_JOB_
Extract all lines in the data that contain the word "value".

_MATERIAL_

* * * * * * *

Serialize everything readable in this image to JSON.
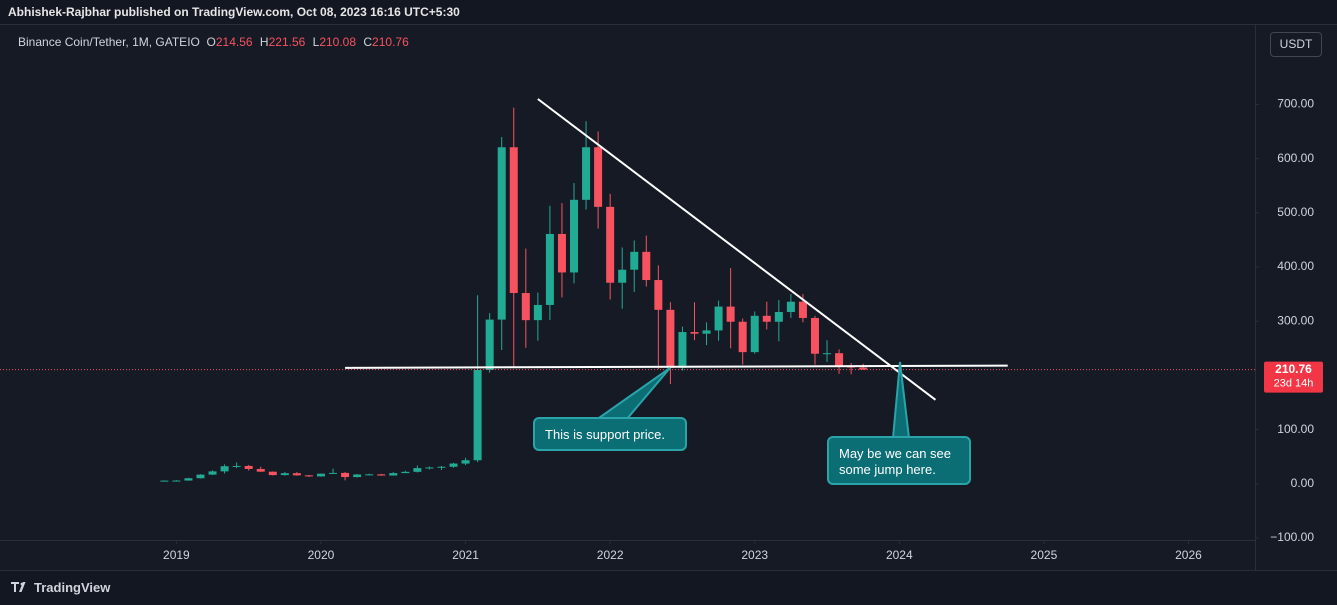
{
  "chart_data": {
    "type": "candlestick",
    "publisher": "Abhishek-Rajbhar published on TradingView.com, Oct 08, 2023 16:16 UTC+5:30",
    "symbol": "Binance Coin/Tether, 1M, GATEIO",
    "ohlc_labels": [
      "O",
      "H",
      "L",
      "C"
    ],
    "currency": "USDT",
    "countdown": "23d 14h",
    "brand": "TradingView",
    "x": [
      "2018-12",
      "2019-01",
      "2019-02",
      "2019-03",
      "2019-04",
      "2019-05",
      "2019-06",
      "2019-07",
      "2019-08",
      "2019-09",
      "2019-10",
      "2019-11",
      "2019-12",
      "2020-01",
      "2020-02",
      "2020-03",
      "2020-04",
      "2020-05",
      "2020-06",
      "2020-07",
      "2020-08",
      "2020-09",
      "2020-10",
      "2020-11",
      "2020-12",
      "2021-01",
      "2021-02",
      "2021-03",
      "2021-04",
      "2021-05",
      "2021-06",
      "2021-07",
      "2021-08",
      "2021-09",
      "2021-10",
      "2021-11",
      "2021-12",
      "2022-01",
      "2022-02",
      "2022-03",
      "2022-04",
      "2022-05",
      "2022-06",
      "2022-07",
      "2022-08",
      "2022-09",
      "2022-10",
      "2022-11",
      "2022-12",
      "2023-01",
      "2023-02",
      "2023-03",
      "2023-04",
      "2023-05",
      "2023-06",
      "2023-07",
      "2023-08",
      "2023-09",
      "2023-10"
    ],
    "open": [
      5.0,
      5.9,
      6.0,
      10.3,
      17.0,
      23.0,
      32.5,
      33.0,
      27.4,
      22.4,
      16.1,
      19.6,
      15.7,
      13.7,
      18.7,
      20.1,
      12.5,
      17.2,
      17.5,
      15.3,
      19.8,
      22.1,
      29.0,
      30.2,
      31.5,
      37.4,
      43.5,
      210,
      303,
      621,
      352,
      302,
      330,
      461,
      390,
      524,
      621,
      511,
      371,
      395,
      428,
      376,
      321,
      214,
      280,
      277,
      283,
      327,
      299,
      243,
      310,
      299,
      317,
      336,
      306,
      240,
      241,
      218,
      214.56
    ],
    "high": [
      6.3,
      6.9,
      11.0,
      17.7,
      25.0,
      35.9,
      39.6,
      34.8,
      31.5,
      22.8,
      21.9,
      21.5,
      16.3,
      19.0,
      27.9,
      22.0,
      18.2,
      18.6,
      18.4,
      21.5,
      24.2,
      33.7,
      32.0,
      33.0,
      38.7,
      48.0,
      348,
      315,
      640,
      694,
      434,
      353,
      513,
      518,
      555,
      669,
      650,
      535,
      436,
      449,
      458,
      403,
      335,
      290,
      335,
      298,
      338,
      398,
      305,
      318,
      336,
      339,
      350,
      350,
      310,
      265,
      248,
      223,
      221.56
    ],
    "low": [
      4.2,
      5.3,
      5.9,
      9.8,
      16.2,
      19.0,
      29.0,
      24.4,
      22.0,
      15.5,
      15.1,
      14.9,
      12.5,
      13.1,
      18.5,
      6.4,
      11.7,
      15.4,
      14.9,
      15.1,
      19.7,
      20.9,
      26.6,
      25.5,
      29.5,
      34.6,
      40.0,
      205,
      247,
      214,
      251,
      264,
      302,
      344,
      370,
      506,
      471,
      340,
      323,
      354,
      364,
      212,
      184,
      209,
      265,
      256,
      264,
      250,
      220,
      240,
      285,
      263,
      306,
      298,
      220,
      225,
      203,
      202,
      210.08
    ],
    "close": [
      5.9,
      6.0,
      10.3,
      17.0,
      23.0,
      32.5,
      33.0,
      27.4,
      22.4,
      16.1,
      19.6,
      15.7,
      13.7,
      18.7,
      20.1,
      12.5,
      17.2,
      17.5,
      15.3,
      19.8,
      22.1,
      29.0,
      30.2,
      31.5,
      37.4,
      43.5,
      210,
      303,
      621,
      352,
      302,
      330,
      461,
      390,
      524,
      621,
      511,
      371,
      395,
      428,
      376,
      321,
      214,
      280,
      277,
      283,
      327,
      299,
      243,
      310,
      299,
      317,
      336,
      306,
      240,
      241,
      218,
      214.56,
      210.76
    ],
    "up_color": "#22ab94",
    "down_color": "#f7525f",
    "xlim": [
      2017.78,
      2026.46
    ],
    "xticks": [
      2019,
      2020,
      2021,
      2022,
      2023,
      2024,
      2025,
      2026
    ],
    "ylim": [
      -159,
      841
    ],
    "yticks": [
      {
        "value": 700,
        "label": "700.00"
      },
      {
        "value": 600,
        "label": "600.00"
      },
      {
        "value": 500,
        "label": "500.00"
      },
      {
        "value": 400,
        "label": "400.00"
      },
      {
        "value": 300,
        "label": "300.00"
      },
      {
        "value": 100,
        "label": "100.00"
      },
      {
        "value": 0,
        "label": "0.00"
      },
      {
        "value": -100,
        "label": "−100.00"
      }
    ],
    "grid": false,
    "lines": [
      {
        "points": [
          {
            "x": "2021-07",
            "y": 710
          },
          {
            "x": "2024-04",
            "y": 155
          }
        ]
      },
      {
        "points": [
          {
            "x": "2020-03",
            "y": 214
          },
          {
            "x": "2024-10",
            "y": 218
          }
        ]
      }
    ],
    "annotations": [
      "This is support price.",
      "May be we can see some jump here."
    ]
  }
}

* * * * * * *

_SOLUTION TO THE PROBLEM_
        "value": 700,
        "value": 600,
        "value": 500,
        "value": 400,
        "value": 300,
        "value": 100,
        "value": 0,
        "value": -100,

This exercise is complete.